**Exercise brief**.
In the entries, find all lines that hold the word "Глава" and copy them.
** Begin Records shown **
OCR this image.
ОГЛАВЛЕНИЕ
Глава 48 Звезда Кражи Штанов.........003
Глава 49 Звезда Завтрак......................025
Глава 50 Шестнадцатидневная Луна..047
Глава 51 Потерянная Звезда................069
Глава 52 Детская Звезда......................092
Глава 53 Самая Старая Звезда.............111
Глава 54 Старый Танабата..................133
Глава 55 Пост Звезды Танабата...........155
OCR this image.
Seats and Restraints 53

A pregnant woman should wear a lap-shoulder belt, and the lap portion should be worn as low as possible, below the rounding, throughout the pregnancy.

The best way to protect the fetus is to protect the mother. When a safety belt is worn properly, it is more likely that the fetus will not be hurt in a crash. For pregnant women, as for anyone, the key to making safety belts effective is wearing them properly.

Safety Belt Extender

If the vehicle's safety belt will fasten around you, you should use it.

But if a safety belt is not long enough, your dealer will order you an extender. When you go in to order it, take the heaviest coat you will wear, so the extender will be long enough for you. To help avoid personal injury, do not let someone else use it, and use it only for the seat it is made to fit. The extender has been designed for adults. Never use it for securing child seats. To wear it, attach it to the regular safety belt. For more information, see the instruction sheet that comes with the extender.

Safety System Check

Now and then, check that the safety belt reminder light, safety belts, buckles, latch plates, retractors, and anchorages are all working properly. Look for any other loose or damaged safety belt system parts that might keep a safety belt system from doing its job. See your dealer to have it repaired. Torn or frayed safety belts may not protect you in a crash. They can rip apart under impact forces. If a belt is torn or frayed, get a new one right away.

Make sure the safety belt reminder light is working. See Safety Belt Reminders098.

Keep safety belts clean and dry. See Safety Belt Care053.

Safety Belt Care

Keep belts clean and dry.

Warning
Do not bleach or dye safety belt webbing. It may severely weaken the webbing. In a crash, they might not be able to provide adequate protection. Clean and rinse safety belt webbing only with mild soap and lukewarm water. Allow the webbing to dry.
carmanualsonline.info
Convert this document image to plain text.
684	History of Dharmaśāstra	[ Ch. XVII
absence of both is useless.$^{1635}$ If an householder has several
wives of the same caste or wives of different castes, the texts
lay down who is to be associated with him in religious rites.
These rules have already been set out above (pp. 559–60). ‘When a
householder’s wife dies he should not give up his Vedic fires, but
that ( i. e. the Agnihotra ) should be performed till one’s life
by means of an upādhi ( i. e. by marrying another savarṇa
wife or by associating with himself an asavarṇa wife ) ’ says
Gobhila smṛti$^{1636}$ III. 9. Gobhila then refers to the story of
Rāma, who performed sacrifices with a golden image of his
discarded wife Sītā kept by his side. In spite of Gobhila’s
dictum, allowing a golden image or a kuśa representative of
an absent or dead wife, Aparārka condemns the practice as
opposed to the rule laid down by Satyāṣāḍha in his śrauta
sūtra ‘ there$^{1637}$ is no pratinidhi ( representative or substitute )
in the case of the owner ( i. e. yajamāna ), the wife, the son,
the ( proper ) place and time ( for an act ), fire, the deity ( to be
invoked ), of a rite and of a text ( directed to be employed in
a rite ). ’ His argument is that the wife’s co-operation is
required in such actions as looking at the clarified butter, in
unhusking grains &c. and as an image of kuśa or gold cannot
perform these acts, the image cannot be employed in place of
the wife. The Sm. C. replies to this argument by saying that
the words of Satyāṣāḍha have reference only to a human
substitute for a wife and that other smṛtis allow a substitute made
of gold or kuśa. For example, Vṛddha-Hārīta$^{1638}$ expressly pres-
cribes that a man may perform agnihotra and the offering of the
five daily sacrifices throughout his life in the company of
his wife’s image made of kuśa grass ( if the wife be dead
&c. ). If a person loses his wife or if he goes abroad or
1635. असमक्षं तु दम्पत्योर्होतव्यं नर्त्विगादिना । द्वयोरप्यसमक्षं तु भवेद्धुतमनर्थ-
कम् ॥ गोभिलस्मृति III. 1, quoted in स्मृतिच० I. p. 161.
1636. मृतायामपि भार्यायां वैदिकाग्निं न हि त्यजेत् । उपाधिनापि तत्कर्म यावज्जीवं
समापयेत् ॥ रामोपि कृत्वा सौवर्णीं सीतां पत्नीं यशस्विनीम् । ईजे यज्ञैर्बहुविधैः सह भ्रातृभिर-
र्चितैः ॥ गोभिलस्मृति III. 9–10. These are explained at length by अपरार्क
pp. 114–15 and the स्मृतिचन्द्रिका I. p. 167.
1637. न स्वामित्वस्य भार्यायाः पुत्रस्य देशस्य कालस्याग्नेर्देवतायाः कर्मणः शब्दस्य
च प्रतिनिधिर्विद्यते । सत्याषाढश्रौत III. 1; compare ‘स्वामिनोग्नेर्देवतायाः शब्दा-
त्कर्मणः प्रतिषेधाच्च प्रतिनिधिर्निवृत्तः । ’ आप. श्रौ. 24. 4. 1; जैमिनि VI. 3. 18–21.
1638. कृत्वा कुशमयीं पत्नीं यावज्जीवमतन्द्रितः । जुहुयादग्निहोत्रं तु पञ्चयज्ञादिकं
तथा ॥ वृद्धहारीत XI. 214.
** End Records shown **
**Solution to this task**.
Глава 48 Звезда Кражи Штанов.........003
Глава 49 Звезда Завтрак......................025
Глава 50 Шестнадцатидневная Луна..047
Глава 51 Потерянная Звезда................069
Глава 52 Детская Звезда......................092
Глава 53 Самая Старая Звезда.............111
Глава 54 Старый Танабата..................133
Глава 55 Пост Звезды Танабата...........155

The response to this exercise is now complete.